Extract:
Hospital says it was "too trusting of a flawed system"
Posted at 6:59 PM, Nov 22, 2019
and last updated 2019-12-16 12:47:23-05

Officials at a major hospital network say they are changing policy after a man died in the care of a professional guardian they were paying.

AdventHealth is the hospital system at the center of a controversy involving embattled professional guardian Rebecca Fierle and a former patient who died under her care.

The ABC Action News I-Team has been closely following this story since it first broke in July.

AdventHealth announced today it is now "committed to reforming the guardianship system".

This comes after the hospital system admitted to paying former professional guardian Rebecca Fierle $4 million to care for nearly 700 patients.

One of those patients was Steven Stryker, who the hospital petitioned a judge to place into guardianship under the care of Rebecca Fierle.

Stryker later died after Fierle removed his feeding tube and placed a do-not-resuscitate order on him without court permission.

AdventHealth said it would no longer pay private guardians, such as Fierle, and promised to set up a review panel -- requiring at least two doctors to sign off before the hospital seeks to put a patient into guardianship.

In October, the I-Team uncovered AdventHealth was not the only hospital seeking guardianship on patients.

More than a dozen Tampa Bay-area hospitals have sent more than 100 patients into guardianship since 2017.

The I-Team found hospitals in Orlando, Naples, West Palm Beach and Miami also petitioned the courts to put patients into guardianship.

AdventHealth said it would also push for guardianship reform at the state house, including more funding for the program and a statewide review of DCF’s role in these cases.

Aim of the task: Copy out the whole news article about AdventHealth and guardianship, word for word.

Study material:
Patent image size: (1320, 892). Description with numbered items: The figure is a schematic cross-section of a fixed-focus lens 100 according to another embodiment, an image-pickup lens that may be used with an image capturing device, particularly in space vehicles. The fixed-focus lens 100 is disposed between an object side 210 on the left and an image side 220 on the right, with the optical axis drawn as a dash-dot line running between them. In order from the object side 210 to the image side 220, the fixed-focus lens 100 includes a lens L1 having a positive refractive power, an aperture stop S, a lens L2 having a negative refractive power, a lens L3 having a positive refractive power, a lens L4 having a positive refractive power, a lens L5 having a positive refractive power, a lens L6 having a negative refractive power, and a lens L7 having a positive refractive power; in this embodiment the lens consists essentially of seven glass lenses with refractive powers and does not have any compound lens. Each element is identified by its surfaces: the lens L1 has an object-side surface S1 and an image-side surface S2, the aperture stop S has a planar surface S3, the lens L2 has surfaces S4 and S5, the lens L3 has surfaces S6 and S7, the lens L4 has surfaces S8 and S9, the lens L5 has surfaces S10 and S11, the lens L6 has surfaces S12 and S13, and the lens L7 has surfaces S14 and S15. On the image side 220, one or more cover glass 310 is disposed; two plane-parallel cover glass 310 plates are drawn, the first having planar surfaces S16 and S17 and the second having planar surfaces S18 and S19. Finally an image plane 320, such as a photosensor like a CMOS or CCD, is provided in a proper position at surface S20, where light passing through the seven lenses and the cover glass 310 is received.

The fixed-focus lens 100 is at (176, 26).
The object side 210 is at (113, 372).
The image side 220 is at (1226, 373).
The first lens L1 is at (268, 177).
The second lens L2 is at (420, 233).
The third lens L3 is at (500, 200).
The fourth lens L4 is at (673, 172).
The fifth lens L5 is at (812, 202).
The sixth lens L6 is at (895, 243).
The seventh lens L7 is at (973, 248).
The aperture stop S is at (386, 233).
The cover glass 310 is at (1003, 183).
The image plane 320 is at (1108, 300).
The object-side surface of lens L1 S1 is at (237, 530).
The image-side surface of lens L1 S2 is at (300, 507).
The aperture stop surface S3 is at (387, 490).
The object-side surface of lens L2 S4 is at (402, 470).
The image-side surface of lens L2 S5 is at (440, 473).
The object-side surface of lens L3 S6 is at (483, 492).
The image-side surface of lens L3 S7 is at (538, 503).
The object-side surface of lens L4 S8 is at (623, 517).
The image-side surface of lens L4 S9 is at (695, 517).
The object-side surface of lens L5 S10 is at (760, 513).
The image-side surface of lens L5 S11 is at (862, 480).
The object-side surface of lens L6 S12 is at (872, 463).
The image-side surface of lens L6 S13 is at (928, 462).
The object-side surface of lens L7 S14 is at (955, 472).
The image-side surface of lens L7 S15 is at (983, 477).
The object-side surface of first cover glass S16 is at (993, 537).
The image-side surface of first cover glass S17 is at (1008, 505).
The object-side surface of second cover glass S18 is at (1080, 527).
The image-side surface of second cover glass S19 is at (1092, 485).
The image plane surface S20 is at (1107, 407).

Problem solution:
Hospital says it was "too trusting of a flawed system"
Posted at 6:59 PM, Nov 22, 2019
and last updated 2019-12-16 12:47:23-05

Officials at a major hospital network say they are changing policy after a man died in the care of a professional guardian they were paying.

AdventHealth is the hospital system at the center of a controversy involving embattled professional guardian Rebecca Fierle and a former patient who died under her care.

The ABC Action News I-Team has been closely following this story since it first broke in July.

AdventHealth announced today it is now "committed to reforming the guardianship system".

This comes after the hospital system admitted to paying former professional guardian Rebecca Fierle $4 million to care for nearly 700 patients.

One of those patients was Steven Stryker, who the hospital petitioned a judge to place into guardianship under the care of Rebecca Fierle.

Stryker later died after Fierle removed his feeding tube and placed a do-not-resuscitate order on him without court permission.

AdventHealth said it would no longer pay private guardians, such as Fierle, and promised to set up a review panel -- requiring at least two doctors to sign off before the hospital seeks to put a patient into guardianship.

In October, the I-Team uncovered AdventHealth was not the only hospital seeking guardianship on patients.

More than a dozen Tampa Bay-area hospitals have sent more than 100 patients into guardianship since 2017.

The I-Team found hospitals in Orlando, Naples, West Palm Beach and Miami also petitioned the courts to put patients into guardianship.

AdventHealth said it would also push for guardianship reform at the state house, including more funding for the program and a statewide review of DCF’s role in these cases.